Aim: Check each line of the records below and collect those that include the word "description".

** start of Records to process **

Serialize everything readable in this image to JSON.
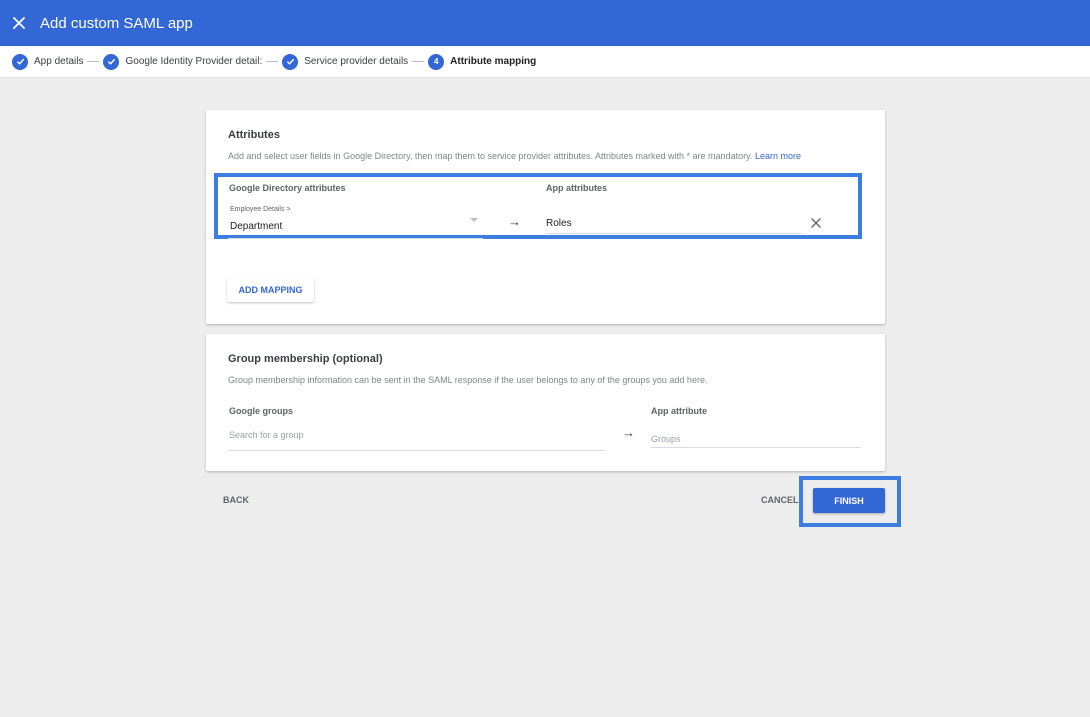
{
  "header": {
    "title": "Add custom SAML app",
    "close_icon": "close-icon"
  },
  "stepper": {
    "steps": [
      {
        "label": "App details",
        "status": "done"
      },
      {
        "label": "Google Identity Provider detail:",
        "status": "done"
      },
      {
        "label": "Service provider details",
        "status": "done"
      },
      {
        "label": "Attribute mapping",
        "status": "active",
        "number": "4"
      }
    ]
  },
  "attributes": {
    "title": "Attributes",
    "description": "Add and select user fields in Google Directory, then map them to service provider attributes. Attributes marked with * are mandatory.",
    "learn_more": "Learn more",
    "google_col_label": "Google Directory attributes",
    "app_col_label": "App attributes",
    "mapping": {
      "category": "Employee Details >",
      "google_field": "Department",
      "app_field": "Roles"
    },
    "arrow": "→",
    "add_mapping_label": "ADD MAPPING"
  },
  "group_membership": {
    "title": "Group membership (optional)",
    "description": "Group membership information can be sent in the SAML response if the user belongs to any of the groups you add here.",
    "google_groups_label": "Google groups",
    "search_placeholder": "Search for a group",
    "app_attribute_label": "App attribute",
    "app_attribute_placeholder": "Groups",
    "arrow": "→"
  },
  "footer": {
    "back_label": "BACK",
    "cancel_label": "CANCEL",
    "finish_label": "FINISH"
  },
  "colors": {
    "brand_blue": "#3367d6",
    "highlight_blue": "#3b7de0",
    "background": "#ededed"
  }
}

** end of Records to process **

Result:
    "description": "Add and select user fields in Google Directory, then map them to service provider attributes. Attributes marked with * are mandatory.",
    "description": "Group membership information can be sent in the SAML response if the user belongs to any of the groups you add here.",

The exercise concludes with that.